▶ [Description of the task] Could you output each line of the data that follows exactly?

----- Material to process

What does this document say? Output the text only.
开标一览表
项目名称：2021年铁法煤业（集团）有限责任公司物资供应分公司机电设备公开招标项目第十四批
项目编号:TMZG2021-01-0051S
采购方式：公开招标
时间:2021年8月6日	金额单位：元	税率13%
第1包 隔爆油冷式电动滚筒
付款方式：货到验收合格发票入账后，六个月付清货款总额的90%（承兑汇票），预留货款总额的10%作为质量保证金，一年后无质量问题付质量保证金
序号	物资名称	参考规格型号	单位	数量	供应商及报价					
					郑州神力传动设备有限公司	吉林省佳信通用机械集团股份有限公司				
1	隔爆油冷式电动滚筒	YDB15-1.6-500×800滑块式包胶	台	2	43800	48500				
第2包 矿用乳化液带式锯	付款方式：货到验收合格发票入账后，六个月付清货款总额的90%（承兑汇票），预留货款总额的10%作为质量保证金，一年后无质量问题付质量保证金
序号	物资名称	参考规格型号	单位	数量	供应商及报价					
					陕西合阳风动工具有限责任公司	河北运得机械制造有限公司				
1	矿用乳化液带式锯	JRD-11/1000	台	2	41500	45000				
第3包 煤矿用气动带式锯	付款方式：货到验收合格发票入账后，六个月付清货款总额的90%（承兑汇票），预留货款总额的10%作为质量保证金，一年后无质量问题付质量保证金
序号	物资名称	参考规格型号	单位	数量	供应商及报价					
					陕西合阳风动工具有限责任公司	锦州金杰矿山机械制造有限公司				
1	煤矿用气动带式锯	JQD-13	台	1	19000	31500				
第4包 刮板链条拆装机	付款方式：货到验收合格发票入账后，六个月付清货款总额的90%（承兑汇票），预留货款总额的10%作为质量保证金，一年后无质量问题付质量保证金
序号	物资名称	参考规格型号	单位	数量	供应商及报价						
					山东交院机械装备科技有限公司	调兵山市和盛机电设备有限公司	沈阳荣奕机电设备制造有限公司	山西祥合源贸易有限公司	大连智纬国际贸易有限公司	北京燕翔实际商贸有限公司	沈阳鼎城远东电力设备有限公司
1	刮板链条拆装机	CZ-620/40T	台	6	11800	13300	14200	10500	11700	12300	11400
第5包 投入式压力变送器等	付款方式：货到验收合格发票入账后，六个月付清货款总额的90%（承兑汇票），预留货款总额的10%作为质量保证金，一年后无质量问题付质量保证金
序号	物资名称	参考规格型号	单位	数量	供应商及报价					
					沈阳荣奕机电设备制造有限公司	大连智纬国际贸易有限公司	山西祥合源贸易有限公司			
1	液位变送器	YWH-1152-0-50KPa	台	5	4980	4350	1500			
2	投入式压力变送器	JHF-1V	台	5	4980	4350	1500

----------

▶ [Solution to the problem]
What does this document say? Output the text only.
开标一览表
项目名称：2021年铁法煤业（集团）有限责任公司物资供应分公司机电设备公开招标项目第十四批
项目编号:TMZG2021-01-0051S
采购方式：公开招标
时间:2021年8月6日	金额单位：元	税率13%
第1包 隔爆油冷式电动滚筒
付款方式：货到验收合格发票入账后，六个月付清货款总额的90%（承兑汇票），预留货款总额的10%作为质量保证金，一年后无质量问题付质量保证金
序号	物资名称	参考规格型号	单位	数量	供应商及报价					
					郑州神力传动设备有限公司	吉林省佳信通用机械集团股份有限公司				
1	隔爆油冷式电动滚筒	YDB15-1.6-500×800滑块式包胶	台	2	43800	48500				
第2包 矿用乳化液带式锯	付款方式：货到验收合格发票入账后，六个月付清货款总额的90%（承兑汇票），预留货款总额的10%作为质量保证金，一年后无质量问题付质量保证金
序号	物资名称	参考规格型号	单位	数量	供应商及报价					
					陕西合阳风动工具有限责任公司	河北运得机械制造有限公司				
1	矿用乳化液带式锯	JRD-11/1000	台	2	41500	45000				
第3包 煤矿用气动带式锯	付款方式：货到验收合格发票入账后，六个月付清货款总额的90%（承兑汇票），预留货款总额的10%作为质量保证金，一年后无质量问题付质量保证金
序号	物资名称	参考规格型号	单位	数量	供应商及报价					
					陕西合阳风动工具有限责任公司	锦州金杰矿山机械制造有限公司				
1	煤矿用气动带式锯	JQD-13	台	1	19000	31500				
第4包 刮板链条拆装机	付款方式：货到验收合格发票入账后，六个月付清货款总额的90%（承兑汇票），预留货款总额的10%作为质量保证金，一年后无质量问题付质量保证金
序号	物资名称	参考规格型号	单位	数量	供应商及报价						
					山东交院机械装备科技有限公司	调兵山市和盛机电设备有限公司	沈阳荣奕机电设备制造有限公司	山西祥合源贸易有限公司	大连智纬国际贸易有限公司	北京燕翔实际商贸有限公司	沈阳鼎城远东电力设备有限公司
1	刮板链条拆装机	CZ-620/40T	台	6	11800	13300	14200	10500	11700	12300	11400
第5包 投入式压力变送器等	付款方式：货到验收合格发票入账后，六个月付清货款总额的90%（承兑汇票），预留货款总额的10%作为质量保证金，一年后无质量问题付质量保证金
序号	物资名称	参考规格型号	单位	数量	供应商及报价					
					沈阳荣奕机电设备制造有限公司	大连智纬国际贸易有限公司	山西祥合源贸易有限公司			
1	液位变送器	YWH-1152-0-50KPa	台	5	4980	4350	1500			
2	投入式压力变送器	JHF-1V	台	5	4980	4350	1500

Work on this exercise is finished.